- **Written exercise**: Single out each line with the word "plug" and copy it.

- **Entries supplied**:
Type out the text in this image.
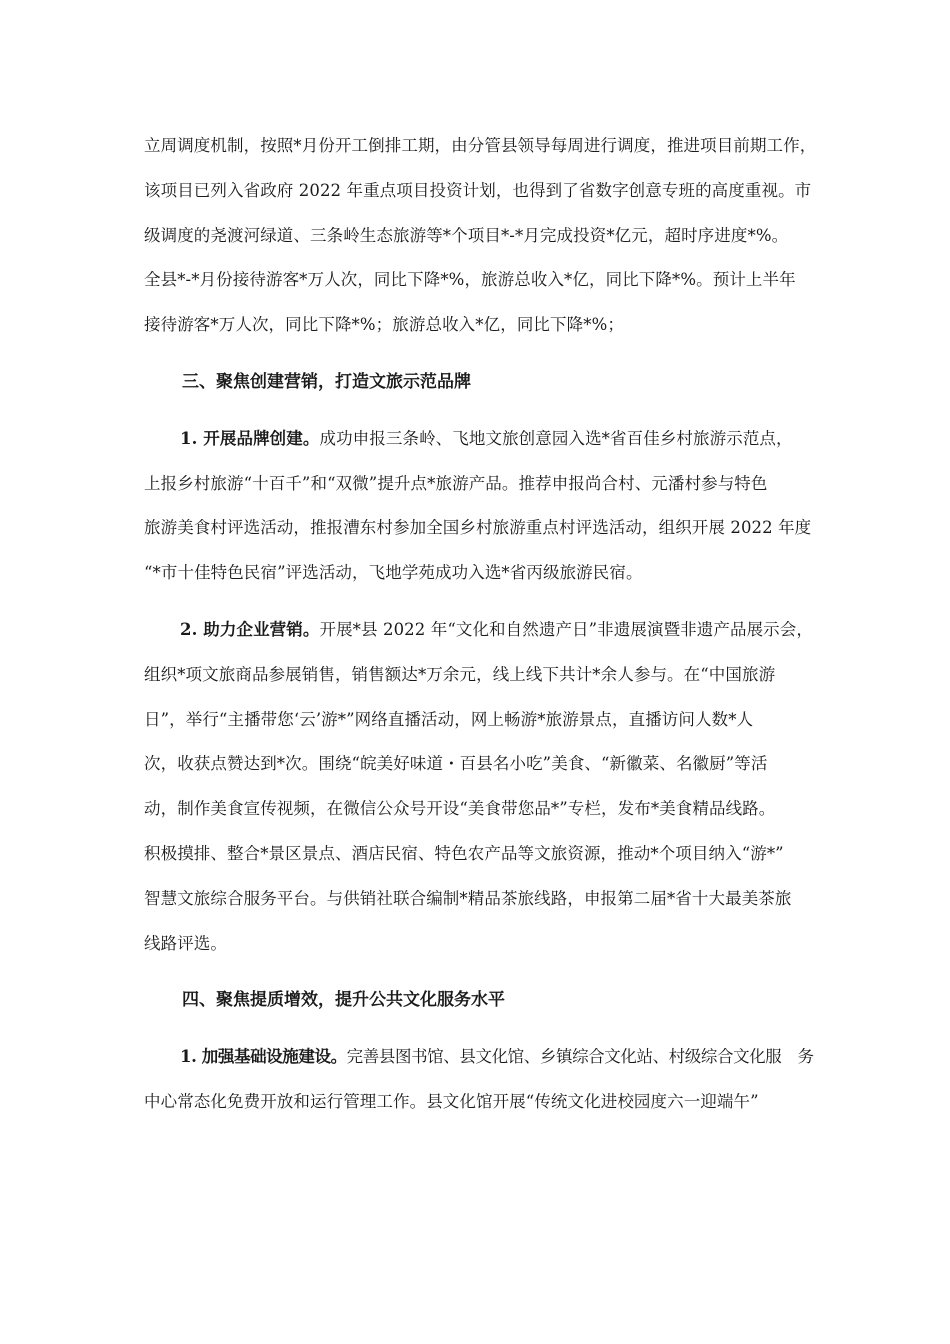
立周调度机制，按照*月份开工倒排工期，由分管县领导每周进行调度，推进项目前期工作，
该项目已列入省政府 2022 年重点项目投资计划，也得到了省数字创意专班的高度重视。市
级调度的尧渡河绿道、三条岭生态旅游等*个项目*-*月完成投资*亿元，超时序进度*%。
全县*-*月份接待游客*万人次，同比下降*%，旅游总收入*亿，同比下降*%。预计上半年
接待游客*万人次，同比下降*%；旅游总收入*亿，同比下降*%；

三、聚焦创建营销，打造文旅示范品牌

1. 开展品牌创建。成功申报三条岭、飞地文旅创意园入选*省百佳乡村旅游示范点，
上报乡村旅游“十百千”和“双微”提升点*旅游产品。推荐申报尚合村、元潘村参与特色
旅游美食村评选活动，推报漕东村参加全国乡村旅游重点村评选活动，组织开展 2022 年度
“*市十佳特色民宿”评选活动，飞地学苑成功入选*省丙级旅游民宿。

2. 助力企业营销。开展*县 2022 年“文化和自然遗产日”非遗展演暨非遗产品展示会，
组织*项文旅商品参展销售，销售额达*万余元，线上线下共计*余人参与。在“中国旅游
日”，举行“主播带您‘云’游*”网络直播活动，网上畅游*旅游景点，直播访问人数*人
次，收获点赞达到*次。围绕“皖美好味道・百县名小吃”美食、“新徽菜、名徽厨”等活
动，制作美食宣传视频，在微信公众号开设“美食带您品*”专栏，发布*美食精品线路。
积极摸排、整合*景区景点、酒店民宿、特色农产品等文旅资源，推动*个项目纳入“游*”
智慧文旅综合服务平台。与供销社联合编制*精品茶旅线路，申报第二届*省十大最美茶旅
线路评选。

四、聚焦提质增效，提升公共文化服务水平

1. 加强基础设施建设。完善县图书馆、县文化馆、乡镇综合文化站、村级综合文化服　务
中心常态化免费开放和运行管理工作。县文化馆开展“传统文化进校园度六一迎端午”
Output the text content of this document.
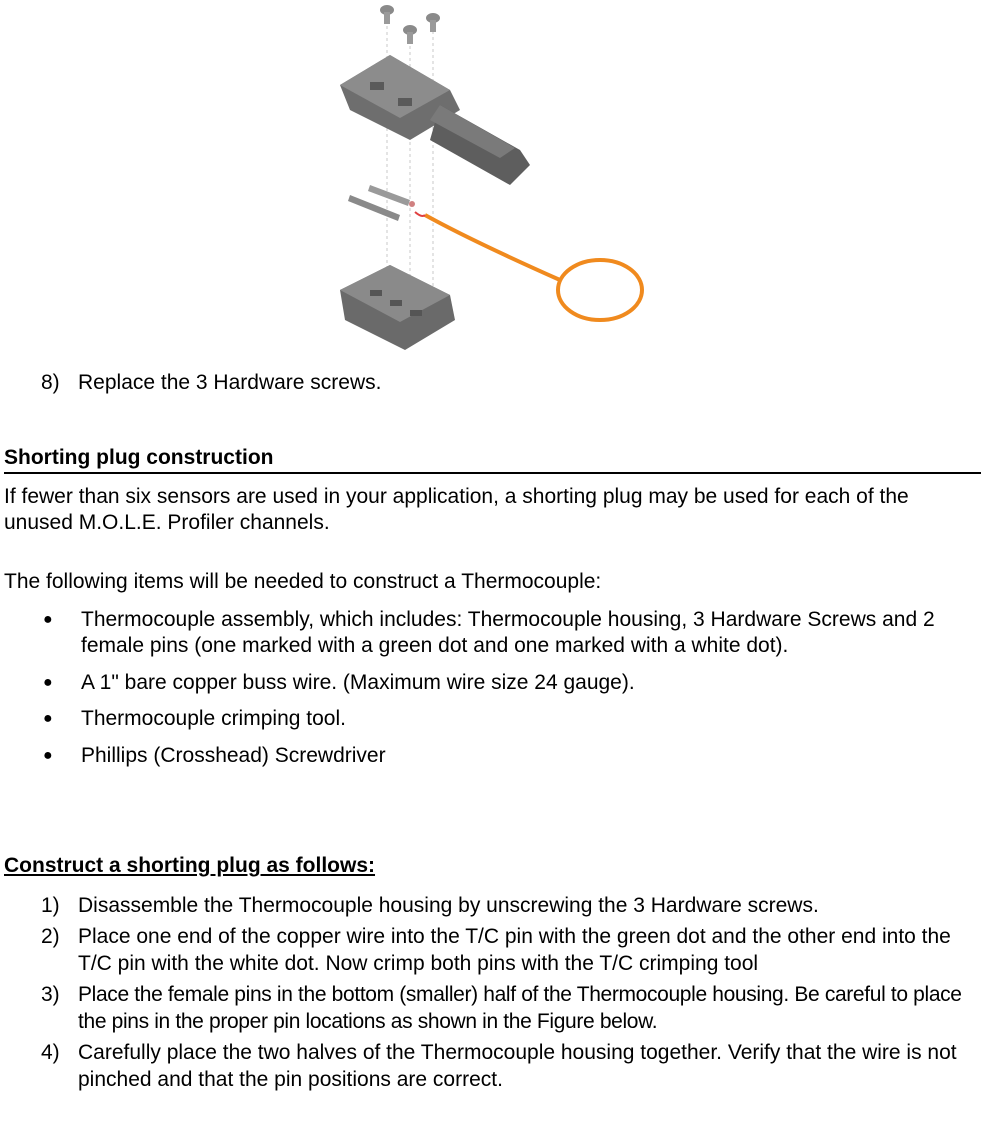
8) Replace the 3 Hardware screws.
Shorting plug construction
If fewer than six sensors are used in your application, a shorting plug may be used for each of the unused M.O.L.E. Profiler channels.
The following items will be needed to construct a Thermocouple:
●	Thermocouple assembly, which includes: Thermocouple housing, 3 Hardware Screws and 2 female pins (one marked with a green dot and one marked with a white dot).
●	A 1" bare copper buss wire. (Maximum wire size 24 gauge).
●	Thermocouple crimping tool.
●	Phillips (Crosshead) Screwdriver
Construct a shorting plug as follows:
1) Disassemble the Thermocouple housing by unscrewing the 3 Hardware screws.
2) Place one end of the copper wire into the T/C pin with the green dot and the other end into the T/C pin with the white dot. Now crimp both pins with the T/C crimping tool
3) Place the female pins in the bottom (smaller) half of the Thermocouple housing. Be careful to place the pins in the proper pin locations as shown in the Figure below.
4) Carefully place the two halves of the Thermocouple housing together. Verify that the wire is not pinched and that the pin positions are correct.
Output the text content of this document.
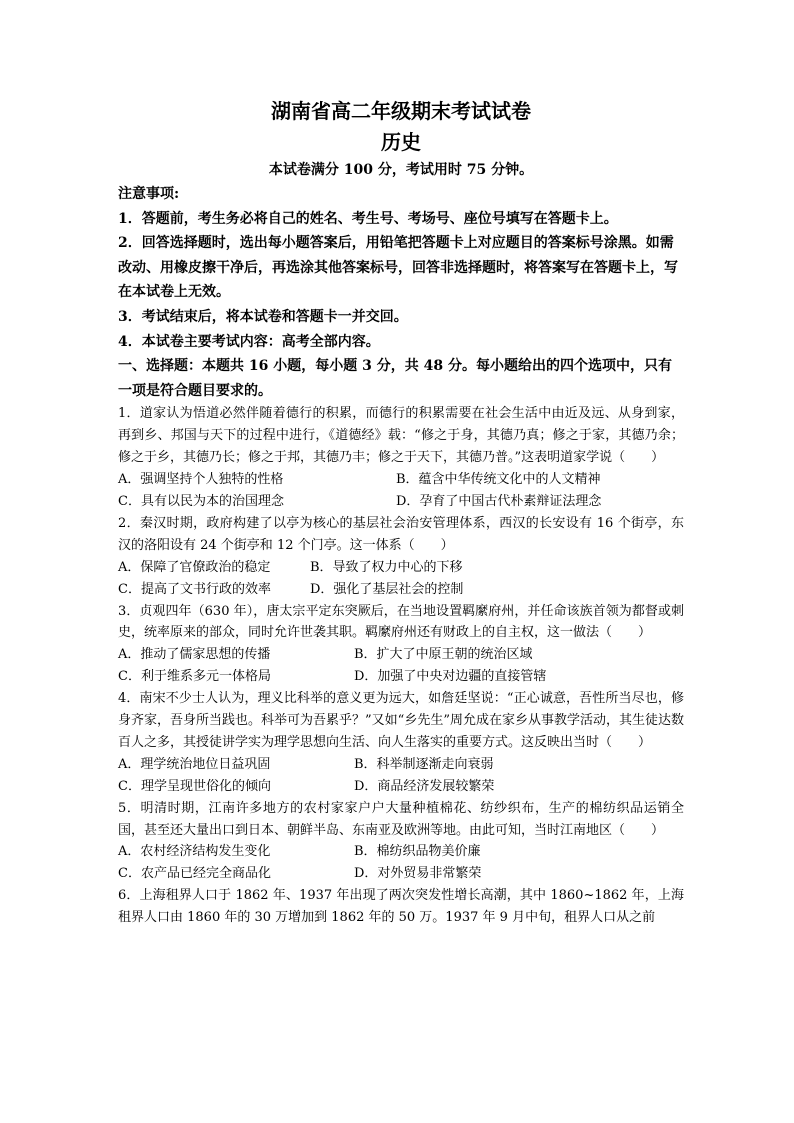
湖南省高二年级期末考试试卷

历史

本试卷满分 100 分，考试用时 75 分钟。

注意事项:

1．答题前，考生务必将自己的姓名、考生号、考场号、座位号填写在答题卡上。

2．回答选择题时，选出每小题答案后，用铅笔把答题卡上对应题目的答案标号涂黑。如需改动、用橡皮擦干净后，再选涂其他答案标号，回答非选择题时，将答案写在答题卡上，写在本试卷上无效。

3．考试结束后，将本试卷和答题卡一并交回。

4．本试卷主要考试内容：高考全部内容。

一、选择题：本题共 16 小题，每小题 3 分，共 48 分。每小题给出的四个选项中，只有一项是符合题目要求的。

1．道家认为悟道必然伴随着德行的积累，而德行的积累需要在社会生活中由近及远、从身到家，再到乡、邦国与天下的过程中进行，《道德经》载：“修之于身，其德乃真；修之于家，其德乃余；修之于乡，其德乃长；修之于邦，其德乃丰；修之于天下，其德乃普。”这表明道家学说（　　）

A．强调坚持个人独特的性格	B．蕴含中华传统文化中的人文精神
C．具有以民为本的治国理念	D．孕育了中国古代朴素辩证法理念

2．秦汉时期，政府构建了以亭为核心的基层社会治安管理体系，西汉的长安设有 16 个街亭，东汉的洛阳设有 24 个街亭和 12 个门亭。这一体系（　　）

A．保障了官僚政治的稳定	B．导致了权力中心的下移
C．提高了文书行政的效率	D．强化了基层社会的控制

3．贞观四年（630 年），唐太宗平定东突厥后，在当地设置羁縻府州，并任命该族首领为都督或刺史，统率原来的部众，同时允许世袭其职。羁縻府州还有财政上的自主权，这一做法（　　）

A．推动了儒家思想的传播	B．扩大了中原王朝的统治区域
C．利于维系多元一体格局	D．加强了中央对边疆的直接管辖

4．南宋不少士人认为，理义比科举的意义更为远大，如詹廷坚说：“正心诚意，吾性所当尽也，修身齐家，吾身所当践也。科举可为吾累乎？”又如“乡先生”周允成在家乡从事教学活动，其生徒达数百人之多，其授徒讲学实为理学思想向生活、向人生落实的重要方式。这反映出当时（　　）

A．理学统治地位日益巩固	B．科举制逐渐走向衰弱
C．理学呈现世俗化的倾向	D．商品经济发展较繁荣

5．明清时期，江南许多地方的农村家家户户大量种植棉花、纺纱织布，生产的棉纺织品运销全国，甚至还大量出口到日本、朝鲜半岛、东南亚及欧洲等地。由此可知，当时江南地区（　　）

A．农村经济结构发生变化	B．棉纺织品物美价廉
C．农产品已经完全商品化	D．对外贸易非常繁荣

6．上海租界人口于 1862 年、1937 年出现了两次突发性增长高潮，其中 1860~1862 年，上海租界人口由 1860 年的 30 万增加到 1862 年的 50 万。1937 年 9 月中旬，租界人口从之前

- **Solution to this exercise**:
Shorting plug construction
If fewer than six sensors are used in your application, a shorting plug may be used for each of the unused M.O.L.E. Profiler channels.
Construct a shorting plug as follows:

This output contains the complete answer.